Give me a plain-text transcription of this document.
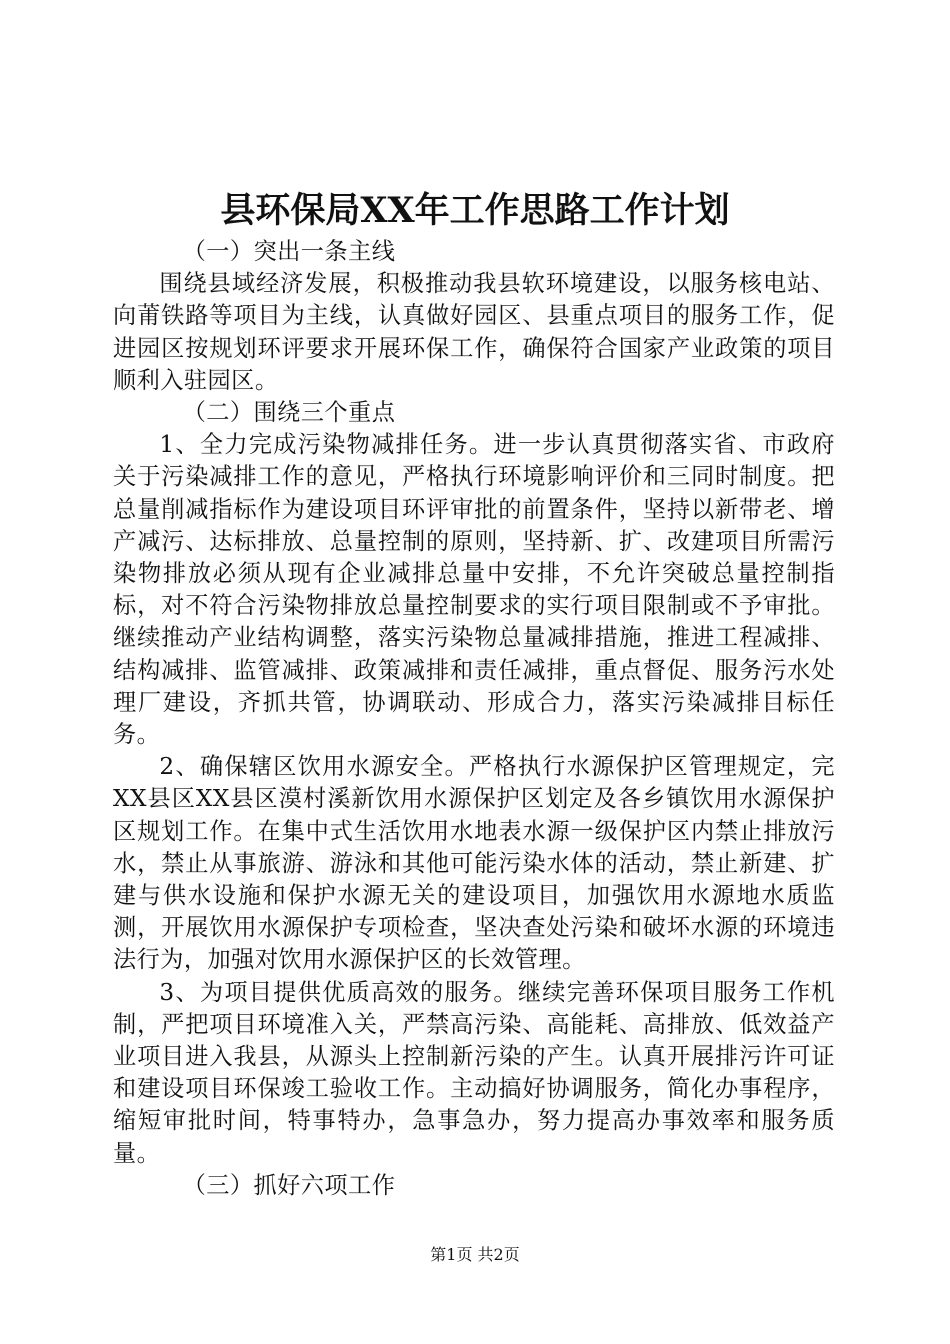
县环保局XX年工作思路工作计划

（一）突出一条主线

围绕县域经济发展，积极推动我县软环境建设，以服务核电站、向莆铁路等项目为主线，认真做好园区、县重点项目的服务工作，促进园区按规划环评要求开展环保工作，确保符合国家产业政策的项目顺利入驻园区。

（二）围绕三个重点

1、全力完成污染物减排任务。进一步认真贯彻落实省、市政府关于污染减排工作的意见，严格执行环境影响评价和三同时制度。把总量削减指标作为建设项目环评审批的前置条件，坚持以新带老、增产减污、达标排放、总量控制的原则，坚持新、扩、改建项目所需污染物排放必须从现有企业减排总量中安排，不允许突破总量控制指标，对不符合污染物排放总量控制要求的实行项目限制或不予审批。继续推动产业结构调整，落实污染物总量减排措施，推进工程减排、结构减排、监管减排、政策减排和责任减排，重点督促、服务污水处理厂建设，齐抓共管，协调联动、形成合力，落实污染减排目标任务。

2、确保辖区饮用水源安全。严格执行水源保护区管理规定，完XX县区XX县区漠村溪新饮用水源保护区划定及各乡镇饮用水源保护区规划工作。在集中式生活饮用水地表水源一级保护区内禁止排放污水，禁止从事旅游、游泳和其他可能污染水体的活动，禁止新建、扩建与供水设施和保护水源无关的建设项目，加强饮用水源地水质监测，开展饮用水源保护专项检查，坚决查处污染和破坏水源的环境违法行为，加强对饮用水源保护区的长效管理。

3、为项目提供优质高效的服务。继续完善环保项目服务工作机制，严把项目环境准入关，严禁高污染、高能耗、高排放、低效益产业项目进入我县，从源头上控制新污染的产生。认真开展排污许可证和建设项目环保竣工验收工作。主动搞好协调服务，简化办事程序，缩短审批时间，特事特办，急事急办，努力提高办事效率和服务质量。

（三）抓好六项工作

第1页 共2页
##########
§ Task details
Output every entry verbatim. Pictures do not belong in the copy.

§ Full answer
Give me a plain-text transcription of this document.
县环保局XX年工作思路工作计划

（一）突出一条主线

围绕县域经济发展，积极推动我县软环境建设，以服务核电站、向莆铁路等项目为主线，认真做好园区、县重点项目的服务工作，促进园区按规划环评要求开展环保工作，确保符合国家产业政策的项目顺利入驻园区。

（二）围绕三个重点

1、全力完成污染物减排任务。进一步认真贯彻落实省、市政府关于污染减排工作的意见，严格执行环境影响评价和三同时制度。把总量削减指标作为建设项目环评审批的前置条件，坚持以新带老、增产减污、达标排放、总量控制的原则，坚持新、扩、改建项目所需污染物排放必须从现有企业减排总量中安排，不允许突破总量控制指标，对不符合污染物排放总量控制要求的实行项目限制或不予审批。继续推动产业结构调整，落实污染物总量减排措施，推进工程减排、结构减排、监管减排、政策减排和责任减排，重点督促、服务污水处理厂建设，齐抓共管，协调联动、形成合力，落实污染减排目标任务。

2、确保辖区饮用水源安全。严格执行水源保护区管理规定，完XX县区XX县区漠村溪新饮用水源保护区划定及各乡镇饮用水源保护区规划工作。在集中式生活饮用水地表水源一级保护区内禁止排放污水，禁止从事旅游、游泳和其他可能污染水体的活动，禁止新建、扩建与供水设施和保护水源无关的建设项目，加强饮用水源地水质监测，开展饮用水源保护专项检查，坚决查处污染和破坏水源的环境违法行为，加强对饮用水源保护区的长效管理。

3、为项目提供优质高效的服务。继续完善环保项目服务工作机制，严把项目环境准入关，严禁高污染、高能耗、高排放、低效益产业项目进入我县，从源头上控制新污染的产生。认真开展排污许可证和建设项目环保竣工验收工作。主动搞好协调服务，简化办事程序，缩短审批时间，特事特办，急事急办，努力提高办事效率和服务质量。

（三）抓好六项工作

第1页 共2页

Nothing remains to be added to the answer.